Julia figured, rightly, that my husband and I had been married for a long time. She said that I must love my husband very much to be married so long. An odd comment, I thought. I wasn’t sure if it was a compliment, or a statement of longing, or an opening for a question back. “Of course,” I said, and added rather lamely, “I’m sure you must love your husband a lot, too.”

“Yes,” she said, “I love him for now.”

For now? Was this all about cold convenience? Did her husband and all those grandparents suspect she might be here right now confiding in me, someone she barely knew? Or was there something else, some veil across the language between us?

I found some clues in a novel that I bought after watching a Chinese girl, my seatmate on an interminable long-haul flight from San Francisco to Beijing, reading it straight through. The book has an intriguing title:
A Concise Chinese-English Dictionary for Lovers
. It tells the edgy story of a Chinese girl from the countryside who makes her way to London. Z, as the narrator calls herself in London, struggles from the beginning of the story to the end over her love affair with a British hold-over hippy. She struggles with his artist’s temperament, she struggles with the concept of love and she struggles with the grammar of the not-perfectly-translatable words
ài
and “love.”


Love,” this English word: like other English words it has tense. “Loved” or “will love” or “have loved.” All these specific tenses mean Love is time-limited thing. Not infinite. It only exist in particular period of time
[sic]
. In Chinese, Love is “
” (ài). It has no tense. No past and future. Love in Chinese means a being, a situation, a circumstance. Love is existence, holding past and future.
2

So here was Z, deploring the idea that her ability to love should be confined by the boundaries of time and the tenses of English verbs. And there was Julia, talking about love in cold, practical terms, and actually punctuating its transitory nature by saying she loved her husband “for now.” Two Chinese women whose ideas of modern love were so different, apparently bound up with how they used the word.

Z is right about the grammar of English and Chinese verbs. Chinese verbs are simple; there is a single form of a verb,
ài
, which never changes form for tense as English verbs do (love, loved, loved; sing, sang, sung) or for person (I love, she loves).

STATED PROBLEM »
Write out the part of the passage about love in Chinese and English that opens with the words containing "Julia figured, rightly, that" and closes with "language between us?".

GIVEN MATERIAL »
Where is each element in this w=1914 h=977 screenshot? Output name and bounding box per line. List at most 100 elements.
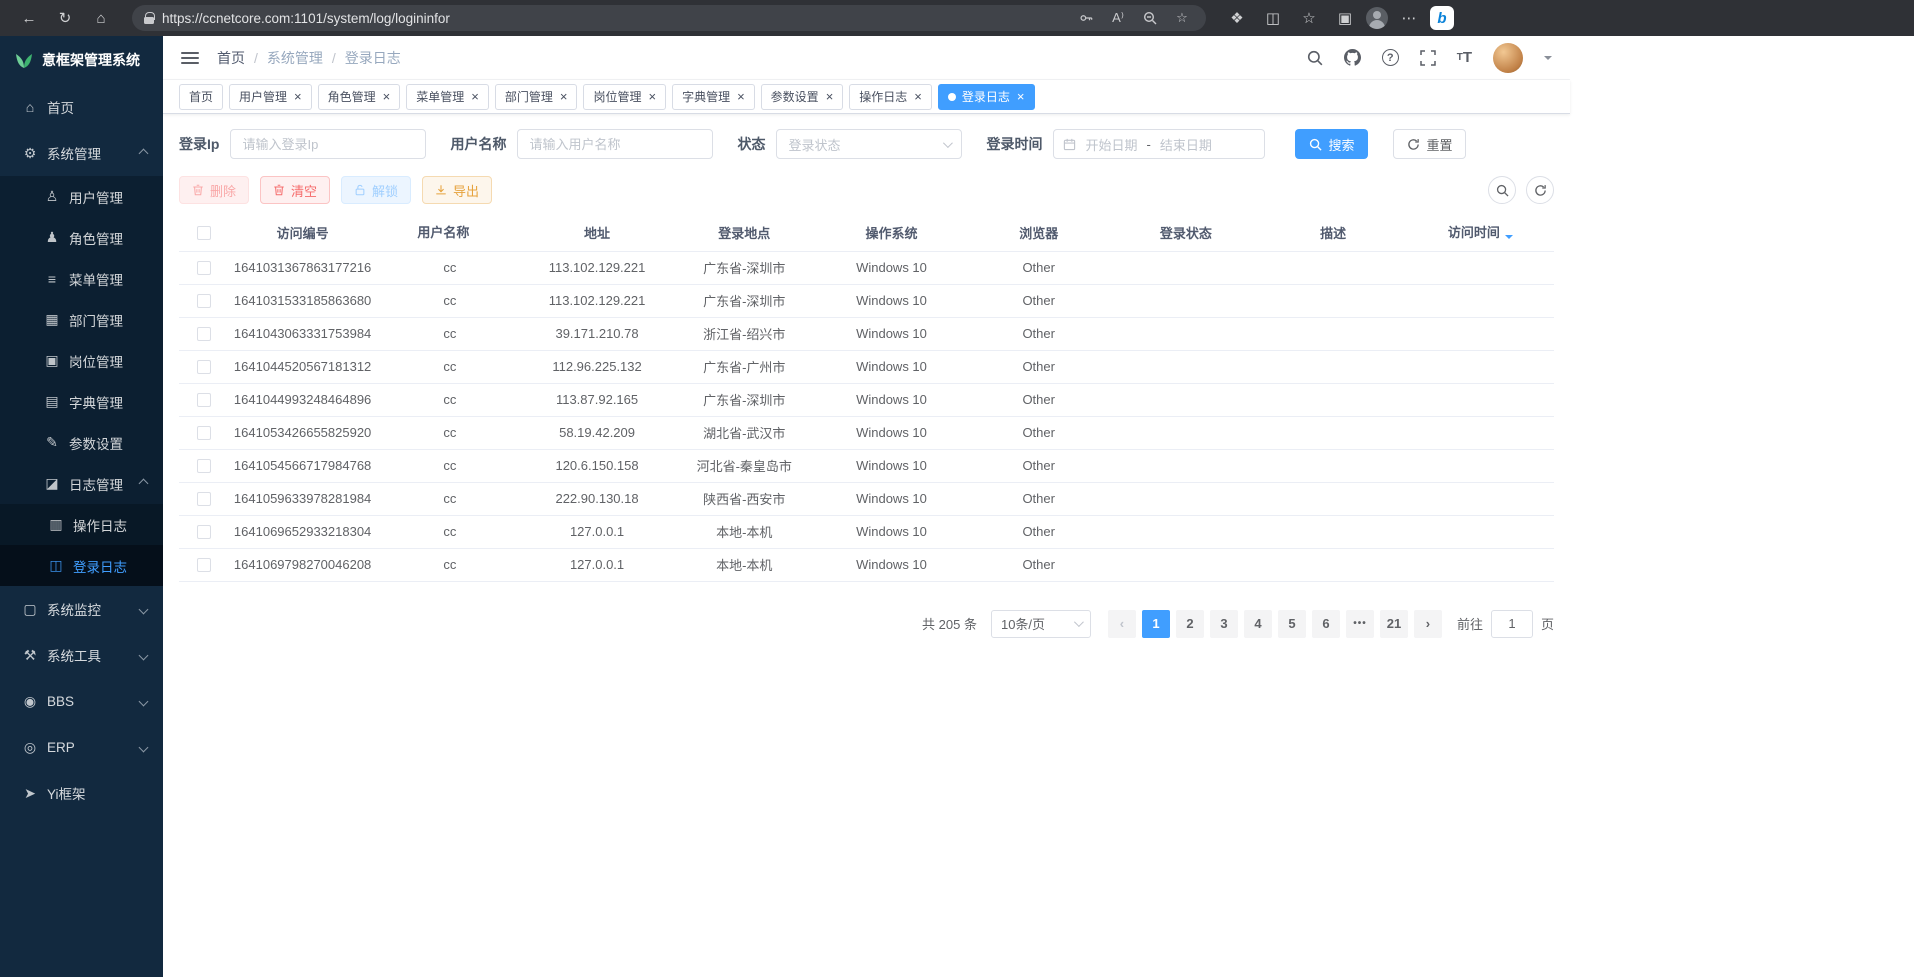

WRITTEN SOLUTION »
Julia figured, rightly, that my husband and I had been married for a long time. She said that I must love my husband very much to be married so long. An odd comment, I thought. I wasn’t sure if it was a compliment, or a statement of longing, or an opening for a question back. “Of course,” I said, and added rather lamely, “I’m sure you must love your husband a lot, too.”

“Yes,” she said, “I love him for now.”

For now? Was this all about cold convenience? Did her husband and all those grandparents suspect she might be here right now confiding in me, someone she barely knew? Or was there something else, some veil across the language between us?